> **Short problem A**
According to the memory management notes, which method of implementing virtual memory is the most common?
> **Short problem B**
Please tally the lines of the records that contain the word "copy", treating uppercase and lowercase as different. Give only the number.

> **Page text**
Memory Management

Overview

Background
Demand Paging
Process Creation
Page Replacement
Allocation of Frames
Thrashing
Operating System Examples

Background

Why we don’t want to run a program that is entirely in memory

Many code for handling unusual errors or conditions
Certain program routines or features are rarely used
The same library code used by many programs
Arrays, lists and tables allocated but not used

Virtual memory: separation of user logical memory from physical memory

To run a extremely large process: Logical address space can be much larger than physical address space
To increase CPU/resources utilization: higher degree of multiprogramming degree
To simplify programming tasks: Free programmer from memory limitation
To run programs faster: less I/O would be needed to load or swap

Virtual memory can be implemented via

Demand paging (most common)
Demand segmentation: more complicated due to variable sizes

Diagram showing virtual memory that is larger than physical memory

Demand Paging

A page rather than the whole process is brought into memory only when it is needed
- Less I/O needed -> Faster response
- Less memory needed -> More users
Page is needed when there is a reference to the page
- Invalid reference -> abort
- Not-in-memory -> bring to memory via paging
pure demand paging
- Start a process with no page
- Never bring a page into memory until it is required

Notice that a swapper (midterm scheduler) manipulates the entire process, whereas a pager is concerned with the individual pages of a process.

> **Dataset records**

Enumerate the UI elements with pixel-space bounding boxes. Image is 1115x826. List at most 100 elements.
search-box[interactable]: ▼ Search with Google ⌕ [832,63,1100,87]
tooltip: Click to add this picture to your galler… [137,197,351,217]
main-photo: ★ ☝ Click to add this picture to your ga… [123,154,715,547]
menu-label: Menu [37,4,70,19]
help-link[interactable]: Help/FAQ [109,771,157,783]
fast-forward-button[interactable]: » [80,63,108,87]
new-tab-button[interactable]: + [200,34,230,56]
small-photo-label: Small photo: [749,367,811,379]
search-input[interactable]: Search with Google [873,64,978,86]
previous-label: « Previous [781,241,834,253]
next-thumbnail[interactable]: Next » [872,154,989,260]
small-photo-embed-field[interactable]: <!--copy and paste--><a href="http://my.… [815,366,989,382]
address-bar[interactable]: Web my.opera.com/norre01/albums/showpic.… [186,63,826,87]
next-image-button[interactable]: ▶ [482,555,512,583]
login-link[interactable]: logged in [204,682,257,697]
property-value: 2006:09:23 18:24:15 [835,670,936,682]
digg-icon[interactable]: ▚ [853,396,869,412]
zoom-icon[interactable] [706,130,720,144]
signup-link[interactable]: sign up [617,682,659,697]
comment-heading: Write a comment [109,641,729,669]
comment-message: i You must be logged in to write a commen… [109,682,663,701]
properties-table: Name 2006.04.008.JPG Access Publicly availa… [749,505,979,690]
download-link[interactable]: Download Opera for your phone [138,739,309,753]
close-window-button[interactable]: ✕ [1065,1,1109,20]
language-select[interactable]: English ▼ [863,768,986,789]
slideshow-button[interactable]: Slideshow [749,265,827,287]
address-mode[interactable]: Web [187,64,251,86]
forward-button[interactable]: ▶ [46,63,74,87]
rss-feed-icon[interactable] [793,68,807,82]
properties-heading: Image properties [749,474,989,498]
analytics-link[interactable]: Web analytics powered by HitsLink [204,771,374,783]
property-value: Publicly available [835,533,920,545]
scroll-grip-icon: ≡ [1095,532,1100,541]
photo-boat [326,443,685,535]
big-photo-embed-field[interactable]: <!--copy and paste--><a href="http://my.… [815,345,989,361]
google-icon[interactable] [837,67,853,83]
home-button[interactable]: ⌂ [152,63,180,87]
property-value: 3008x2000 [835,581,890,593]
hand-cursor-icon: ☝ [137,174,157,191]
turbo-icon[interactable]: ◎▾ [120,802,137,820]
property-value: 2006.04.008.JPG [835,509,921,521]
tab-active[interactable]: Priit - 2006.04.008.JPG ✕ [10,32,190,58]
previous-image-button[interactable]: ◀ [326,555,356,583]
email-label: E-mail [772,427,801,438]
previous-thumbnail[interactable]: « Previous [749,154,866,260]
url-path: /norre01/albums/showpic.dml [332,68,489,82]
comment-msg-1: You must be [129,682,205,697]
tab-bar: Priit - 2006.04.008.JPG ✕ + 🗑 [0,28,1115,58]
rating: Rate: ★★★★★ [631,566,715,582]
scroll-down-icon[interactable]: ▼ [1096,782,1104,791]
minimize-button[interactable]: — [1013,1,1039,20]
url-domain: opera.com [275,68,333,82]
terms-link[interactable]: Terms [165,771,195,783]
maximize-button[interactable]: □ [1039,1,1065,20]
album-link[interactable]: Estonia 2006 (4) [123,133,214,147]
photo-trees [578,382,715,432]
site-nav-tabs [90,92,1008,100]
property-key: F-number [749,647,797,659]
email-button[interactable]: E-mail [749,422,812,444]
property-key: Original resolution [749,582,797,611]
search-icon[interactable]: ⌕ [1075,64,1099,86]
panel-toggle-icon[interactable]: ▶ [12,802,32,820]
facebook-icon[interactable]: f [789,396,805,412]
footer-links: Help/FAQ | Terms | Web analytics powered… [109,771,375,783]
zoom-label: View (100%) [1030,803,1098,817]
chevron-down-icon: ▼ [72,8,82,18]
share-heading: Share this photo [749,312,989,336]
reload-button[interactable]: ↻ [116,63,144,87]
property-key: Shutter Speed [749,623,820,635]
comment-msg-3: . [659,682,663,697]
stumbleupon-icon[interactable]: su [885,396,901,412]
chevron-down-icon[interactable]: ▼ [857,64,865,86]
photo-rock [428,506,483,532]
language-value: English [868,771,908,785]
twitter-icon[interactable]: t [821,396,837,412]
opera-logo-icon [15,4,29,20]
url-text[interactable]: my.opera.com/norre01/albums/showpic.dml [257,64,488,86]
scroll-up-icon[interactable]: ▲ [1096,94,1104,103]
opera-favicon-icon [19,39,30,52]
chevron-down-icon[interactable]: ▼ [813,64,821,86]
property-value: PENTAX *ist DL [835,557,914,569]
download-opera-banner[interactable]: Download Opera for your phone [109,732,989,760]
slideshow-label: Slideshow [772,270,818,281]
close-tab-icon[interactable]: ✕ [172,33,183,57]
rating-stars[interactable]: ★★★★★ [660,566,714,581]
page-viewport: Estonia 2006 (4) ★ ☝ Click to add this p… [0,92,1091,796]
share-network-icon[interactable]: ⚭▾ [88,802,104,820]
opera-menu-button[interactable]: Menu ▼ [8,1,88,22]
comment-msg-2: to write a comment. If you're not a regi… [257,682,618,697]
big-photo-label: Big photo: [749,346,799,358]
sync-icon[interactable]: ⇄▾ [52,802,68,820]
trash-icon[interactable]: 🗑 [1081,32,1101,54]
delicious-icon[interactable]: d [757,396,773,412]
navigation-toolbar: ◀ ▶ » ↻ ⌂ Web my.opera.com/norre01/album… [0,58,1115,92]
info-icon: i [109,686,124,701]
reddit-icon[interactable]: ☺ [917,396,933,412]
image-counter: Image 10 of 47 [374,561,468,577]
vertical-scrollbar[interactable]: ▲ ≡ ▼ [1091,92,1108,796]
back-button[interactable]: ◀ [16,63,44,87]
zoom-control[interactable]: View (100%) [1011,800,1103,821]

> **Expected output A**
Demand paging.

> **Expected output B**
2